Given instruction
Locate each line of the material that contains "title", then return it.

Stored entries
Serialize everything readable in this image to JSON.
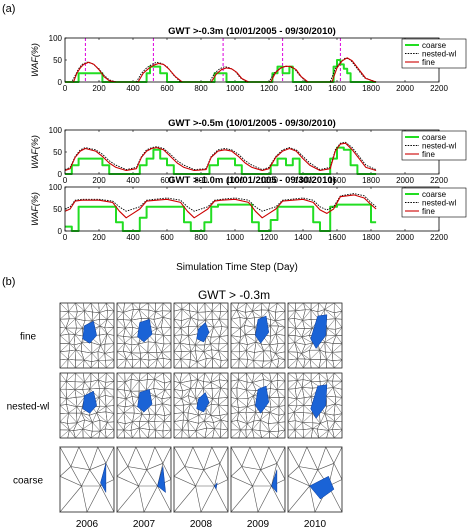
{
  "panel_a_label": "(a)",
  "panel_b_label": "(b)",
  "xlabel": "Simulation Time Step (Day)",
  "chart_data": [
    {
      "type": "line",
      "title": "GWT >-0.3m  (10/01/2005 - 09/30/2010)",
      "ylabel": "WAF(%)",
      "xlim": [
        0,
        2200
      ],
      "ylim": [
        0,
        100
      ],
      "xticks": [
        0,
        200,
        400,
        600,
        800,
        1000,
        1200,
        1400,
        1600,
        1800,
        2000,
        2200
      ],
      "yticks": [
        0,
        50,
        100
      ],
      "vlines": [
        120,
        520,
        930,
        1280,
        1620
      ],
      "legend": [
        "coarse",
        "nested-wl",
        "fine"
      ],
      "legend_position": "top-right",
      "series": [
        {
          "name": "coarse",
          "color": "#22dd22",
          "x": [
            0,
            80,
            80,
            100,
            100,
            220,
            220,
            480,
            480,
            500,
            500,
            560,
            560,
            600,
            600,
            880,
            880,
            950,
            950,
            1220,
            1220,
            1250,
            1250,
            1280,
            1280,
            1320,
            1320,
            1340,
            1340,
            1580,
            1580,
            1600,
            1600,
            1620,
            1620,
            1640,
            1640,
            1660,
            1660,
            1680,
            1680,
            1830
          ],
          "y": [
            0,
            0,
            20,
            20,
            20,
            20,
            0,
            0,
            20,
            20,
            35,
            35,
            20,
            20,
            0,
            0,
            20,
            20,
            0,
            0,
            20,
            20,
            35,
            35,
            20,
            20,
            35,
            35,
            0,
            0,
            35,
            35,
            50,
            50,
            40,
            40,
            30,
            30,
            20,
            20,
            0,
            0
          ]
        },
        {
          "name": "nested-wl",
          "color": "#000000",
          "x": [
            0,
            40,
            60,
            80,
            100,
            130,
            160,
            200,
            230,
            260,
            300,
            420,
            450,
            480,
            510,
            540,
            570,
            600,
            640,
            680,
            850,
            880,
            910,
            940,
            970,
            1000,
            1030,
            1070,
            1200,
            1230,
            1260,
            1290,
            1320,
            1350,
            1380,
            1420,
            1560,
            1590,
            1620,
            1650,
            1680,
            1720,
            1760,
            1830
          ],
          "y": [
            0,
            0,
            15,
            30,
            40,
            45,
            42,
            30,
            15,
            5,
            0,
            0,
            20,
            32,
            40,
            45,
            42,
            35,
            15,
            0,
            0,
            20,
            30,
            35,
            32,
            25,
            10,
            0,
            0,
            20,
            30,
            35,
            35,
            30,
            15,
            0,
            0,
            30,
            45,
            55,
            50,
            30,
            10,
            0
          ]
        },
        {
          "name": "fine",
          "color": "#cc0000",
          "x": [
            0,
            50,
            70,
            90,
            110,
            140,
            170,
            200,
            230,
            260,
            300,
            430,
            460,
            490,
            520,
            550,
            580,
            610,
            650,
            690,
            860,
            890,
            920,
            950,
            980,
            1010,
            1040,
            1080,
            1210,
            1240,
            1270,
            1300,
            1330,
            1360,
            1390,
            1430,
            1570,
            1600,
            1630,
            1660,
            1690,
            1730,
            1770,
            1830
          ],
          "y": [
            0,
            0,
            20,
            32,
            40,
            45,
            40,
            28,
            12,
            3,
            0,
            0,
            20,
            30,
            38,
            42,
            40,
            30,
            12,
            0,
            0,
            18,
            28,
            32,
            30,
            22,
            8,
            0,
            0,
            22,
            32,
            36,
            35,
            28,
            12,
            0,
            0,
            32,
            48,
            55,
            48,
            28,
            8,
            0
          ]
        }
      ]
    },
    {
      "type": "line",
      "title": "GWT >-0.5m  (10/01/2005 - 09/30/2010)",
      "ylabel": "WAF(%)",
      "xlim": [
        0,
        2200
      ],
      "ylim": [
        0,
        100
      ],
      "xticks": [
        0,
        200,
        400,
        600,
        800,
        1000,
        1200,
        1400,
        1600,
        1800,
        2000,
        2200
      ],
      "yticks": [
        0,
        50,
        100
      ],
      "legend": [
        "coarse",
        "nested-wl",
        "fine"
      ],
      "legend_position": "top-right",
      "series": [
        {
          "name": "coarse",
          "color": "#22dd22",
          "x": [
            0,
            40,
            40,
            80,
            80,
            220,
            220,
            260,
            260,
            440,
            440,
            480,
            480,
            520,
            520,
            560,
            560,
            600,
            600,
            640,
            640,
            850,
            850,
            900,
            900,
            1000,
            1000,
            1040,
            1040,
            1210,
            1210,
            1250,
            1250,
            1300,
            1300,
            1340,
            1340,
            1380,
            1380,
            1560,
            1560,
            1600,
            1600,
            1640,
            1640,
            1680,
            1680,
            1720,
            1720,
            1830
          ],
          "y": [
            0,
            0,
            20,
            20,
            35,
            35,
            20,
            20,
            0,
            0,
            20,
            20,
            35,
            35,
            55,
            55,
            35,
            35,
            20,
            20,
            0,
            0,
            20,
            20,
            35,
            35,
            20,
            20,
            0,
            0,
            20,
            20,
            35,
            35,
            20,
            20,
            35,
            35,
            0,
            0,
            35,
            35,
            60,
            60,
            55,
            55,
            20,
            20,
            0,
            0
          ]
        },
        {
          "name": "nested-wl",
          "color": "#000000",
          "x": [
            0,
            30,
            60,
            90,
            120,
            180,
            220,
            260,
            300,
            360,
            420,
            450,
            480,
            510,
            540,
            580,
            620,
            660,
            700,
            760,
            830,
            860,
            900,
            940,
            980,
            1020,
            1060,
            1100,
            1160,
            1200,
            1240,
            1280,
            1320,
            1360,
            1400,
            1440,
            1500,
            1560,
            1590,
            1620,
            1650,
            1690,
            1730,
            1770,
            1830
          ],
          "y": [
            10,
            15,
            40,
            55,
            60,
            55,
            45,
            30,
            20,
            10,
            15,
            40,
            55,
            60,
            62,
            58,
            45,
            30,
            20,
            10,
            12,
            40,
            55,
            58,
            55,
            45,
            30,
            20,
            10,
            15,
            40,
            55,
            60,
            55,
            40,
            25,
            10,
            15,
            55,
            70,
            72,
            60,
            40,
            20,
            10
          ]
        },
        {
          "name": "fine",
          "color": "#cc0000",
          "x": [
            0,
            30,
            60,
            90,
            120,
            180,
            220,
            260,
            300,
            360,
            420,
            450,
            480,
            510,
            540,
            580,
            620,
            660,
            700,
            760,
            830,
            860,
            900,
            940,
            980,
            1020,
            1060,
            1100,
            1160,
            1200,
            1240,
            1280,
            1320,
            1360,
            1400,
            1440,
            1500,
            1560,
            1590,
            1620,
            1650,
            1690,
            1730,
            1770,
            1830
          ],
          "y": [
            8,
            12,
            38,
            52,
            58,
            52,
            40,
            25,
            15,
            8,
            12,
            38,
            52,
            58,
            60,
            55,
            40,
            25,
            15,
            8,
            10,
            38,
            52,
            55,
            52,
            40,
            25,
            15,
            8,
            12,
            38,
            52,
            58,
            52,
            35,
            20,
            8,
            12,
            52,
            68,
            70,
            55,
            35,
            15,
            8
          ]
        }
      ]
    },
    {
      "type": "line",
      "title": "GWT >-1.0m  (10/01/2005 - 09/30/2010)",
      "ylabel": "WAF(%)",
      "xlim": [
        0,
        2200
      ],
      "ylim": [
        0,
        100
      ],
      "xticks": [
        0,
        200,
        400,
        600,
        800,
        1000,
        1200,
        1400,
        1600,
        1800,
        2000,
        2200
      ],
      "yticks": [
        0,
        50,
        100
      ],
      "legend": [
        "coarse",
        "nested-wl",
        "fine"
      ],
      "legend_position": "top-right",
      "series": [
        {
          "name": "coarse",
          "color": "#22dd22",
          "x": [
            0,
            40,
            40,
            80,
            80,
            300,
            300,
            340,
            340,
            440,
            440,
            480,
            480,
            700,
            700,
            740,
            740,
            820,
            820,
            860,
            860,
            900,
            900,
            1100,
            1100,
            1140,
            1140,
            1210,
            1210,
            1250,
            1250,
            1460,
            1460,
            1500,
            1500,
            1560,
            1560,
            1600,
            1600,
            1800,
            1800,
            1830
          ],
          "y": [
            10,
            10,
            0,
            0,
            55,
            55,
            20,
            20,
            0,
            0,
            30,
            30,
            55,
            55,
            20,
            20,
            0,
            0,
            20,
            20,
            55,
            55,
            60,
            60,
            20,
            20,
            0,
            0,
            25,
            25,
            55,
            55,
            20,
            20,
            0,
            0,
            55,
            55,
            60,
            60,
            20,
            20
          ]
        },
        {
          "name": "nested-wl",
          "color": "#000000",
          "x": [
            0,
            30,
            60,
            100,
            200,
            280,
            320,
            360,
            400,
            440,
            480,
            600,
            680,
            720,
            760,
            800,
            840,
            880,
            920,
            1000,
            1080,
            1120,
            1160,
            1200,
            1240,
            1280,
            1400,
            1460,
            1500,
            1540,
            1580,
            1620,
            1700,
            1760,
            1800,
            1830
          ],
          "y": [
            50,
            55,
            70,
            72,
            72,
            68,
            55,
            45,
            50,
            55,
            70,
            75,
            70,
            55,
            45,
            50,
            55,
            70,
            72,
            75,
            70,
            55,
            45,
            50,
            55,
            70,
            75,
            70,
            55,
            48,
            55,
            80,
            85,
            80,
            65,
            55
          ]
        },
        {
          "name": "fine",
          "color": "#cc0000",
          "x": [
            0,
            30,
            60,
            100,
            200,
            280,
            320,
            360,
            400,
            440,
            480,
            600,
            680,
            720,
            760,
            800,
            840,
            880,
            920,
            1000,
            1080,
            1120,
            1160,
            1200,
            1240,
            1280,
            1400,
            1460,
            1500,
            1540,
            1580,
            1620,
            1700,
            1760,
            1800,
            1830
          ],
          "y": [
            45,
            50,
            68,
            70,
            70,
            65,
            45,
            30,
            40,
            50,
            68,
            72,
            65,
            45,
            30,
            40,
            50,
            68,
            70,
            72,
            65,
            45,
            30,
            40,
            50,
            68,
            72,
            65,
            48,
            40,
            50,
            78,
            82,
            75,
            60,
            50
          ]
        }
      ]
    }
  ],
  "panel_b": {
    "title": "GWT > -0.3m",
    "rows": [
      "fine",
      "nested-wl",
      "coarse"
    ],
    "years": [
      "2006",
      "2007",
      "2008",
      "2009",
      "2010"
    ]
  }
}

Written response
      "title": "GWT >-0.3m  (10/01/2005 - 09/30/2010)",
      "title": "GWT >-0.5m  (10/01/2005 - 09/30/2010)",
      "title": "GWT >-1.0m  (10/01/2005 - 09/30/2010)",
    "title": "GWT > -0.3m",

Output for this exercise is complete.